• _Exercise objective_
Show only lines that include "this".

• _The records_

-----

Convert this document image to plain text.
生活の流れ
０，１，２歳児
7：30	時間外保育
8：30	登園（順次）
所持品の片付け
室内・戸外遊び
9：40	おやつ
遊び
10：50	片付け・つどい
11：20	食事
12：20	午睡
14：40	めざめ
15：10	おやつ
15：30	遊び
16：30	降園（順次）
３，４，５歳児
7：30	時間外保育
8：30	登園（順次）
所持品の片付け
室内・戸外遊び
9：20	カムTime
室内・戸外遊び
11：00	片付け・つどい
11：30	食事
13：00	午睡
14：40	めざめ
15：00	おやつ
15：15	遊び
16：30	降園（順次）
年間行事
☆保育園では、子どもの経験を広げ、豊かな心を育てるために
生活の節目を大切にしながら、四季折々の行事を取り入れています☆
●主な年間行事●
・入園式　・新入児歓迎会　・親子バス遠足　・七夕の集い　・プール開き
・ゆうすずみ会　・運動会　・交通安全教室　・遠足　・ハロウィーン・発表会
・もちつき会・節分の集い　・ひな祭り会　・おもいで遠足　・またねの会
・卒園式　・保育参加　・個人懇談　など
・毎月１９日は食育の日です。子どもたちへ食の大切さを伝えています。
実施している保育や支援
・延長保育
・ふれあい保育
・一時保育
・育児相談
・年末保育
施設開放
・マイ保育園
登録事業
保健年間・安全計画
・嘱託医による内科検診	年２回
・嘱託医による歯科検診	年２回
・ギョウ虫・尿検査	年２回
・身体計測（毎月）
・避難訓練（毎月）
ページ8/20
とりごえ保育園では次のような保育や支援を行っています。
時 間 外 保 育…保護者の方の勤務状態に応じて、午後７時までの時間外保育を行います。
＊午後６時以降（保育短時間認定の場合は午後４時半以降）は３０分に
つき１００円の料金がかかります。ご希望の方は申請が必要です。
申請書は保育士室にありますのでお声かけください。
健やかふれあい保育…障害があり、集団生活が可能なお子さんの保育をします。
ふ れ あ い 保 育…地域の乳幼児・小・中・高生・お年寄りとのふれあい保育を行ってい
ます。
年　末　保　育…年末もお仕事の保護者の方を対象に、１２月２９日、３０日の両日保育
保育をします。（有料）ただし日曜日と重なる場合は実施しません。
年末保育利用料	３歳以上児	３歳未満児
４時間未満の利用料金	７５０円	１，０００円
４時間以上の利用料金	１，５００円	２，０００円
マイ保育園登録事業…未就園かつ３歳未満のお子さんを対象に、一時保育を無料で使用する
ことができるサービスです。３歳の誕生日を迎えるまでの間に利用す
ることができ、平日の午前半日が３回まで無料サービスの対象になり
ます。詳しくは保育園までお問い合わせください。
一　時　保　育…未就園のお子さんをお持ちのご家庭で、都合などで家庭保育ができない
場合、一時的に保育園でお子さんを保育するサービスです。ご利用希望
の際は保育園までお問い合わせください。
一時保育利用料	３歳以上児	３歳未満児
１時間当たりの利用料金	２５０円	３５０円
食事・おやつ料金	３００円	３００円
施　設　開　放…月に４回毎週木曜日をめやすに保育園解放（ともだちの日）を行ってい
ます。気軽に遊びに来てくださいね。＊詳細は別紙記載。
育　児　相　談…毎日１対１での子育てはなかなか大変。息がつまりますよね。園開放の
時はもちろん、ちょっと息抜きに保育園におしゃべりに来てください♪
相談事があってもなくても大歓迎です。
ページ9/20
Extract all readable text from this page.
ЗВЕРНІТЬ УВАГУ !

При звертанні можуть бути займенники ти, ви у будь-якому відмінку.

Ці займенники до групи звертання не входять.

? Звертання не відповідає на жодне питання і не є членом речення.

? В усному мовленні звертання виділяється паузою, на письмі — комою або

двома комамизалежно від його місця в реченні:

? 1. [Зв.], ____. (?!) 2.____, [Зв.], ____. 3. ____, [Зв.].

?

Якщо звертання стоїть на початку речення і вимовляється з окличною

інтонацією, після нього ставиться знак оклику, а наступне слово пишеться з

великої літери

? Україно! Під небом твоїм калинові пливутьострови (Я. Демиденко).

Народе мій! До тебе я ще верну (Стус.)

-----

• _Final result_
Convert this document image to plain text.
Extract all readable text from this page.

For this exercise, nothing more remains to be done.